Excerpts from a figure dataset:
+ + + + + + +

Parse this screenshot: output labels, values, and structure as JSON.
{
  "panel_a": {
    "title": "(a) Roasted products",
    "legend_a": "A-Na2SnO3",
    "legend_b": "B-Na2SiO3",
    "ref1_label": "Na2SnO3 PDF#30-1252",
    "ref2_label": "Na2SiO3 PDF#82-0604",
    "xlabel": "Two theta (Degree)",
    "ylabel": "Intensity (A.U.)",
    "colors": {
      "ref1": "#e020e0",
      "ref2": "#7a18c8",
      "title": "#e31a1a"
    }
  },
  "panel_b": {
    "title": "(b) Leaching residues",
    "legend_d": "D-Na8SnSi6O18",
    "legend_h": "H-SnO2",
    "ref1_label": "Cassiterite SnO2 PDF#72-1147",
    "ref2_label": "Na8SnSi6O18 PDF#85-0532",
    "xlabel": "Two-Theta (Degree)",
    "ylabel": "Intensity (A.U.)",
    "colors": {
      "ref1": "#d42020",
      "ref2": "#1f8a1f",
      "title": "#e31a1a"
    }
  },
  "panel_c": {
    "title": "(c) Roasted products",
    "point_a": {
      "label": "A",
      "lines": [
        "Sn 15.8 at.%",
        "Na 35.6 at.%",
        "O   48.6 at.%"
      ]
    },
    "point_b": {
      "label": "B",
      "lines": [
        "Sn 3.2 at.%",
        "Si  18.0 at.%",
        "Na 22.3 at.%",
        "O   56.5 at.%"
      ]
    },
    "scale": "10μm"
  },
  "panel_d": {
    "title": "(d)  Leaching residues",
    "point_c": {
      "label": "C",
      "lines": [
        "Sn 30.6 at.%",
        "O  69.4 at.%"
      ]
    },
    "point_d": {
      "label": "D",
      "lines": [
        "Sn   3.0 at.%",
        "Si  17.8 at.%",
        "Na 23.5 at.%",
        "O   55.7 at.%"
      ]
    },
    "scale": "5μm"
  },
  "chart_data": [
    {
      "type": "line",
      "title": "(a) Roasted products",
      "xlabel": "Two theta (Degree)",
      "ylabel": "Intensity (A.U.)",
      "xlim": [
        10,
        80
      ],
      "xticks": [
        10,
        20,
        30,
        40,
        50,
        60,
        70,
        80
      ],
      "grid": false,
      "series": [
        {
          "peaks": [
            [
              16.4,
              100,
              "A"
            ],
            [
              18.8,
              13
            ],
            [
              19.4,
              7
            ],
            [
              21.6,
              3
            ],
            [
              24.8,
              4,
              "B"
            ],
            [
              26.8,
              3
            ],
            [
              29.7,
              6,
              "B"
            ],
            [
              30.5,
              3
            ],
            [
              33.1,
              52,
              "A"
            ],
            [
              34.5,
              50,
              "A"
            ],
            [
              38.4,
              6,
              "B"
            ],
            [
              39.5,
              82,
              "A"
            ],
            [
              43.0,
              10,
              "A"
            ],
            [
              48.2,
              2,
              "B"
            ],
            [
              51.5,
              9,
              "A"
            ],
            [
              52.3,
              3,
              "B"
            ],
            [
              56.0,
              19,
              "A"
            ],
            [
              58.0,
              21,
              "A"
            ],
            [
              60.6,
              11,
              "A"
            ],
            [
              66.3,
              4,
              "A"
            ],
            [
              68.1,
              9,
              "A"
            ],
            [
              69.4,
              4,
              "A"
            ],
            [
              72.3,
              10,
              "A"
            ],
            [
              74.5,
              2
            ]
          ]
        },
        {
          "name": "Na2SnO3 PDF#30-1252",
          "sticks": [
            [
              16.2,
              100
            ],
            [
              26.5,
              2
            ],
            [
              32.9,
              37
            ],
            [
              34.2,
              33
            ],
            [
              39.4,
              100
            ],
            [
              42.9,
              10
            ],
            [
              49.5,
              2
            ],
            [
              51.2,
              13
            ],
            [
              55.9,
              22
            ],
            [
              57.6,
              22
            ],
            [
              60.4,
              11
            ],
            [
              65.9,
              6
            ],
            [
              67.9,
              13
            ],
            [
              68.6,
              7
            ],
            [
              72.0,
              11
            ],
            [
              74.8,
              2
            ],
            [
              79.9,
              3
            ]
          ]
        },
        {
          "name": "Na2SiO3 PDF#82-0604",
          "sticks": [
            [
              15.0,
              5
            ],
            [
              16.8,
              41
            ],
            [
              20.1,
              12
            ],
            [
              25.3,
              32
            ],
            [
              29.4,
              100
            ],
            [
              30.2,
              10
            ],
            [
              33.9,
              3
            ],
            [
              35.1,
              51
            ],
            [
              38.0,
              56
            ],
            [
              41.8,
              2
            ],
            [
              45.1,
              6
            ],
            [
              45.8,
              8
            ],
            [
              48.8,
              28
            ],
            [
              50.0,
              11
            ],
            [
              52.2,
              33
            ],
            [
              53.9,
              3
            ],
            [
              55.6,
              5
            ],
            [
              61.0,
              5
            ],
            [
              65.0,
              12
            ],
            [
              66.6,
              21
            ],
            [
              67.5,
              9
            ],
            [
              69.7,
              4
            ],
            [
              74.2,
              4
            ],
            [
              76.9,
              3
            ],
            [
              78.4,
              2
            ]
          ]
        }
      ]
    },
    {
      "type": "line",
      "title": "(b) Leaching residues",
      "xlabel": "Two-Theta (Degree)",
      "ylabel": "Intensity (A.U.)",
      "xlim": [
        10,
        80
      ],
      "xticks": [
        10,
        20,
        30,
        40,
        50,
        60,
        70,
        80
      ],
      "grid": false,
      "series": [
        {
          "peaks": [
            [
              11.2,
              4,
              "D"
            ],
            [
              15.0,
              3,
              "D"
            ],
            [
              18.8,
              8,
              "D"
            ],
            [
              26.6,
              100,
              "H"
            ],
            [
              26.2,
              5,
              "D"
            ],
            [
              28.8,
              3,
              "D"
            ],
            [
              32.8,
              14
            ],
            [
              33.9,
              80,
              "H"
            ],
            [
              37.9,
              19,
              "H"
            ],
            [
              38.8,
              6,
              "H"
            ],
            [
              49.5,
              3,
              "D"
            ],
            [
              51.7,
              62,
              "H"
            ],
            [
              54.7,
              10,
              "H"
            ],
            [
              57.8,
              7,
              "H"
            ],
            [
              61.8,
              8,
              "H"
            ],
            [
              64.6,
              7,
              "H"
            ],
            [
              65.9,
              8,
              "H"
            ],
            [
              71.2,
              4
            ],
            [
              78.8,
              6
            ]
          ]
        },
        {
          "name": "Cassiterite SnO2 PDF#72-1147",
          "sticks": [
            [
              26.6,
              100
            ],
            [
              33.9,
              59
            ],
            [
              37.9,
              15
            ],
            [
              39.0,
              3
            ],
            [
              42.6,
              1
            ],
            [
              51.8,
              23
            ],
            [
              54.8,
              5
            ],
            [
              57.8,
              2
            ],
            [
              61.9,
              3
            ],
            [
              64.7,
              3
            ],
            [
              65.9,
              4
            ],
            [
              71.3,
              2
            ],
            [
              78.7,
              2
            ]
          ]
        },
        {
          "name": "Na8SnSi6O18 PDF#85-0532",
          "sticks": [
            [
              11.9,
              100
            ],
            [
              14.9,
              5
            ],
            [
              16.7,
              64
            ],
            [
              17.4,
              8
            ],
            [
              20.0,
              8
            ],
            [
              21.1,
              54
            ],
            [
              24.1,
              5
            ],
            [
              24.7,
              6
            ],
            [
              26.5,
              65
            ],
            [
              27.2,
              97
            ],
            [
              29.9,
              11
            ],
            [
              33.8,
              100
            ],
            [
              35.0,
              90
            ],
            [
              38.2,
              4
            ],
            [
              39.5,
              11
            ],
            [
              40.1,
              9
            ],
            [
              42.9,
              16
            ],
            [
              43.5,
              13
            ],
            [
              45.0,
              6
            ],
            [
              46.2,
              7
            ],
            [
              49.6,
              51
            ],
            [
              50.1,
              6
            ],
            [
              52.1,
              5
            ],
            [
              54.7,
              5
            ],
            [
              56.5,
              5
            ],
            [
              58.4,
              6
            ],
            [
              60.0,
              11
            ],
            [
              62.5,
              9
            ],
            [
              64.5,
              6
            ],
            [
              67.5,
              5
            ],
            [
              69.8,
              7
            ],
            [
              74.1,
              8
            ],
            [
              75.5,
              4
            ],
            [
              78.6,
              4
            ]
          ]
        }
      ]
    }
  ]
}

+ + + + + + +

**Short problem**
From the entries above, copy every line containing the word "xlabel".

**Task answer**
    "xlabel": "Two theta (Degree)",
    "xlabel": "Two-Theta (Degree)",
      "xlabel": "Two theta (Degree)",
      "xlabel": "Two-Theta (Degree)",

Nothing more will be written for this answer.